Request
State the number of lines that contain the word "merupakan", and add nothing else.

Exercise inputs

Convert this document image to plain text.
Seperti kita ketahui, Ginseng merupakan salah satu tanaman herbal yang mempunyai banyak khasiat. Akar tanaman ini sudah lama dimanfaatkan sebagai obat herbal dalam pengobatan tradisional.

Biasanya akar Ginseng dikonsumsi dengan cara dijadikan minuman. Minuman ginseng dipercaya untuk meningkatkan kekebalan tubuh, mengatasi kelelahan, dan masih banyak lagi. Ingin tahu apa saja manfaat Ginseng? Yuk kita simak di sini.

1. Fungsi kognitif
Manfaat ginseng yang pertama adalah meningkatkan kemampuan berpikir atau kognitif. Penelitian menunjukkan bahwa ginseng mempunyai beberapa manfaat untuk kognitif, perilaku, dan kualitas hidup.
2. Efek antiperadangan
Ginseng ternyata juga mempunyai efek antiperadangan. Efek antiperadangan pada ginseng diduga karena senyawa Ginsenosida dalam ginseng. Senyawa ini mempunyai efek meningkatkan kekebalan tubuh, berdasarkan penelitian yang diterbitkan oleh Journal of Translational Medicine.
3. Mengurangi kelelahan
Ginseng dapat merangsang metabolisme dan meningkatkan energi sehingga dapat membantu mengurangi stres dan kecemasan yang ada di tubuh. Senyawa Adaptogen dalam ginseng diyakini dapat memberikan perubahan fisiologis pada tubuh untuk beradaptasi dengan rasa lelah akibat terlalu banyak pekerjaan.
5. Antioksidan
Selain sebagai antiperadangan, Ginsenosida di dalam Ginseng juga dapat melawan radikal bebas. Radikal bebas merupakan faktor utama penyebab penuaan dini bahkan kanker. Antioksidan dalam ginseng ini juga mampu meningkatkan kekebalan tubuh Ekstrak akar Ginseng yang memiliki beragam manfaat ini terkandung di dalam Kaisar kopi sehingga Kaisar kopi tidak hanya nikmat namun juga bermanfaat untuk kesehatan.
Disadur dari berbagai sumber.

==

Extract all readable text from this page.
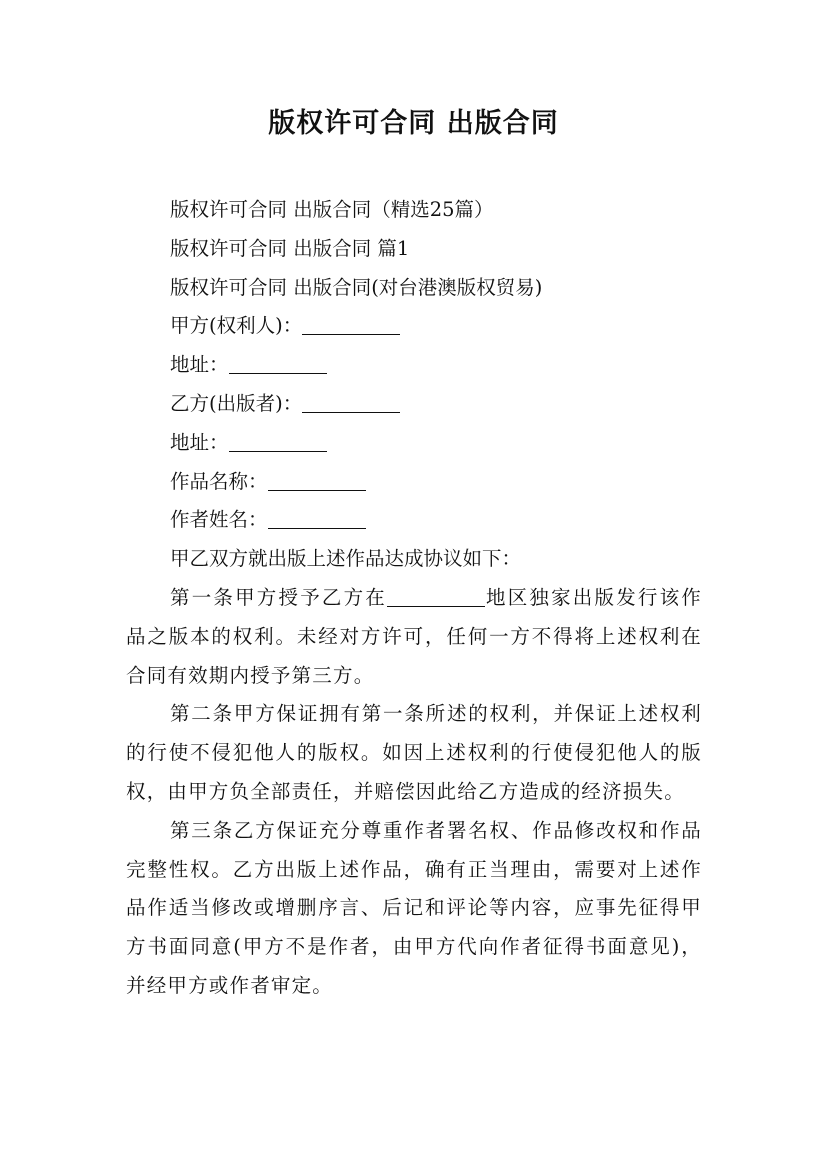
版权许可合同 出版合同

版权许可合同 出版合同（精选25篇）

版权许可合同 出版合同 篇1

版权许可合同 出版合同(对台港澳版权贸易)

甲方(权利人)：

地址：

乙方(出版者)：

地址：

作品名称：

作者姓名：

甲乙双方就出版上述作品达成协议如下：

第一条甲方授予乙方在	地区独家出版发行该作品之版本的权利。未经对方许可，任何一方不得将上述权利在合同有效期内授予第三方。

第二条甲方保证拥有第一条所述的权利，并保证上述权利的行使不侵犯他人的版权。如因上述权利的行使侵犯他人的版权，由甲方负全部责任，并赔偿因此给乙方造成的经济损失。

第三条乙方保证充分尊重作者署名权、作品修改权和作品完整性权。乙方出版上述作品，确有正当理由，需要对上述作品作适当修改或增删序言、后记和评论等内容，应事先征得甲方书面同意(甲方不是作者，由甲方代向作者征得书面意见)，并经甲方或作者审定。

Answer in full
2